----- MATERIAL SHOWN -----

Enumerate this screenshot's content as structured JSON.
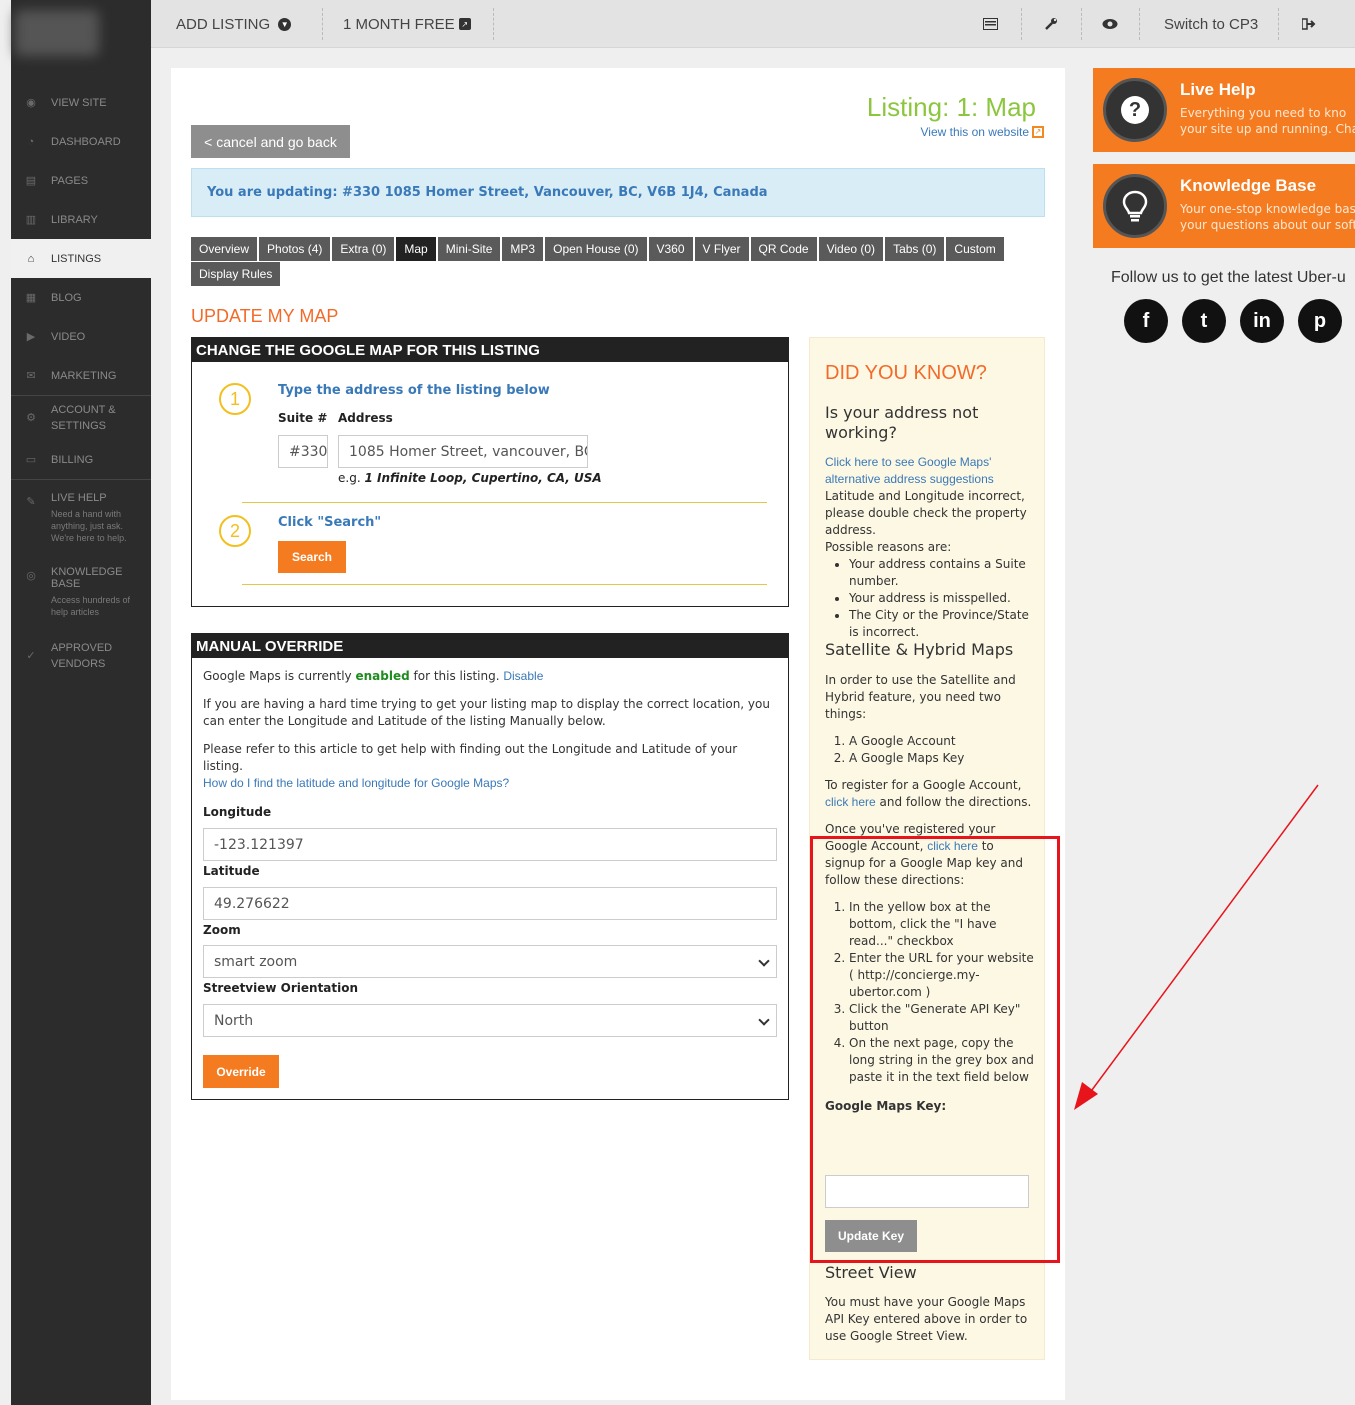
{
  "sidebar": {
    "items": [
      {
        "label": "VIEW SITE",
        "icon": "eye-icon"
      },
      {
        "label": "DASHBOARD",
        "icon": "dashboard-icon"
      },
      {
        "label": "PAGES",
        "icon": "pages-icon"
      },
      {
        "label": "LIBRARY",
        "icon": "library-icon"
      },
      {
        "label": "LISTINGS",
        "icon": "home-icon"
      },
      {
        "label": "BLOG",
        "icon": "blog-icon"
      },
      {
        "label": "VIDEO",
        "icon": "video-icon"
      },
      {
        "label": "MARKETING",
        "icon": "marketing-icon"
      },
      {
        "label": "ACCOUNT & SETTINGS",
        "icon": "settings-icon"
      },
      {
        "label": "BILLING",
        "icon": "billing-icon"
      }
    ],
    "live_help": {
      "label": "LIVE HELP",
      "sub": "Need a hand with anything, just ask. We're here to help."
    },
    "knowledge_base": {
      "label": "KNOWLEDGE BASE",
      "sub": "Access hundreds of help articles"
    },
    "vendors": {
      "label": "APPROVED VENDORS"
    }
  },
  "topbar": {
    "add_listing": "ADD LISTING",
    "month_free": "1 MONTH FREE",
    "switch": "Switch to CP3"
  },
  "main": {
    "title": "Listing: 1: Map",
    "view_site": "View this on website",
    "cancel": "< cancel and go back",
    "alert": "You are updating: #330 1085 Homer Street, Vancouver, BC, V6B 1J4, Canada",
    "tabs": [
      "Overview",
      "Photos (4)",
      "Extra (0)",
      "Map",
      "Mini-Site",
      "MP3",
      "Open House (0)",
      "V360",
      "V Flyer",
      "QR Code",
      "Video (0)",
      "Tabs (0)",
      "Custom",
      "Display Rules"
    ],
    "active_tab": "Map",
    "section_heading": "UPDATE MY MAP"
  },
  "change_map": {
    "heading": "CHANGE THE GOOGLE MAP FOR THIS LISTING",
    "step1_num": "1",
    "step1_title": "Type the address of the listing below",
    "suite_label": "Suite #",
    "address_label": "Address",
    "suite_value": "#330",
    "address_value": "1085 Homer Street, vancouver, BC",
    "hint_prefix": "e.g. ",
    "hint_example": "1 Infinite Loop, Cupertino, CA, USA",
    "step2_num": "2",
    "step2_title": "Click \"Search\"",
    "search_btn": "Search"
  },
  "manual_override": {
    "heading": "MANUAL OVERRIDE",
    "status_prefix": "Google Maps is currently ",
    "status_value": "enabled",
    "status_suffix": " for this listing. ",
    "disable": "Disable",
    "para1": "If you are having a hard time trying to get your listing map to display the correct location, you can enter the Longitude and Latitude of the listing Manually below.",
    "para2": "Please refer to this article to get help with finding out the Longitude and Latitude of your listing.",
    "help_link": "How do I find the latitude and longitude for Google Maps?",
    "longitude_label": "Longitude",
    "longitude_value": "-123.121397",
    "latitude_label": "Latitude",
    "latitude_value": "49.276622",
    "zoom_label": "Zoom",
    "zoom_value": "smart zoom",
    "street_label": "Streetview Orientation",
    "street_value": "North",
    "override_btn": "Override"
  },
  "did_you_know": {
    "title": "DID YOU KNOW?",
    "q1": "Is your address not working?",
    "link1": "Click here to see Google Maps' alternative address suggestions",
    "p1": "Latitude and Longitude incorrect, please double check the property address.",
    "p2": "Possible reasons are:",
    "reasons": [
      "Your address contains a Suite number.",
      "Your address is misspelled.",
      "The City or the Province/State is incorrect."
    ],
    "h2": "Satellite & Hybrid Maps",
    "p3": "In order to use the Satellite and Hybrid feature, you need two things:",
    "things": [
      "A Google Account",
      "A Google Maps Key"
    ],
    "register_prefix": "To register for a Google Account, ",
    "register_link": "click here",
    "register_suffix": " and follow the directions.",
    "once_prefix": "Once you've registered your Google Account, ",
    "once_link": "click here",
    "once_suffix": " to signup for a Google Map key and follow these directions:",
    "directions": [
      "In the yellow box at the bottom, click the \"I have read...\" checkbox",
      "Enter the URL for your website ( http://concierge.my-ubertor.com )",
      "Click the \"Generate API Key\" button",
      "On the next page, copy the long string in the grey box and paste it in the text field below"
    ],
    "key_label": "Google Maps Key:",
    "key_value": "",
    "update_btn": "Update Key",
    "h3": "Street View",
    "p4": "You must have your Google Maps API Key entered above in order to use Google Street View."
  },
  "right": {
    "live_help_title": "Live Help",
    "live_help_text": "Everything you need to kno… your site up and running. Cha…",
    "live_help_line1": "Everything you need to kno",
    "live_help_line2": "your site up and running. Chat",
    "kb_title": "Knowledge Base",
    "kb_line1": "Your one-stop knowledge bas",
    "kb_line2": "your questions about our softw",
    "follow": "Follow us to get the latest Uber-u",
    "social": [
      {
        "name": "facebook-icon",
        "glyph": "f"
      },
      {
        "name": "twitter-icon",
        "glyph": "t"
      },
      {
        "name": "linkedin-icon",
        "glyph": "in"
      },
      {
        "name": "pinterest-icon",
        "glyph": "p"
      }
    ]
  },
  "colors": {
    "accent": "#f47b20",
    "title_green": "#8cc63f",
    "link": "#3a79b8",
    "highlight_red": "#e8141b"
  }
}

-----
----- MATERIAL SHOWN -----

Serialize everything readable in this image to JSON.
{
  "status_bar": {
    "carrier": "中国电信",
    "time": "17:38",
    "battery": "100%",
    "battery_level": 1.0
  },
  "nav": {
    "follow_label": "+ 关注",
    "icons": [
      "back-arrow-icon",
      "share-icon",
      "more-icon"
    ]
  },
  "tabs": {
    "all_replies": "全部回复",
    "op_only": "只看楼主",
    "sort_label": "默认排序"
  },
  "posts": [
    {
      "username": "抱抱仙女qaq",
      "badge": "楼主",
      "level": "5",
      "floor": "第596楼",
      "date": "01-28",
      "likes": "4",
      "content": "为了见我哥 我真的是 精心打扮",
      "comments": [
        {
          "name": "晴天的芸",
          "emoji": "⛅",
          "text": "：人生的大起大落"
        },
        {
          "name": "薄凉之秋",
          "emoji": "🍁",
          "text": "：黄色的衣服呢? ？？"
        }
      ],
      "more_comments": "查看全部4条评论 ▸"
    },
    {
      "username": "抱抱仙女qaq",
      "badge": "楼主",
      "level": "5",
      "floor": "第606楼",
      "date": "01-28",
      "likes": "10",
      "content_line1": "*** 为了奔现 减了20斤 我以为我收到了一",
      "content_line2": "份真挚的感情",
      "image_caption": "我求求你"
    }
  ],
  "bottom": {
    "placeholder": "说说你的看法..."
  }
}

-----

◆ **GOAL OF THE EXERCISE**
Gather each line of the records holding the string "back".

◆ **RESULT OF THIS EXERCISE**
    "cancel": "< cancel and go back",
      "back-arrow-icon",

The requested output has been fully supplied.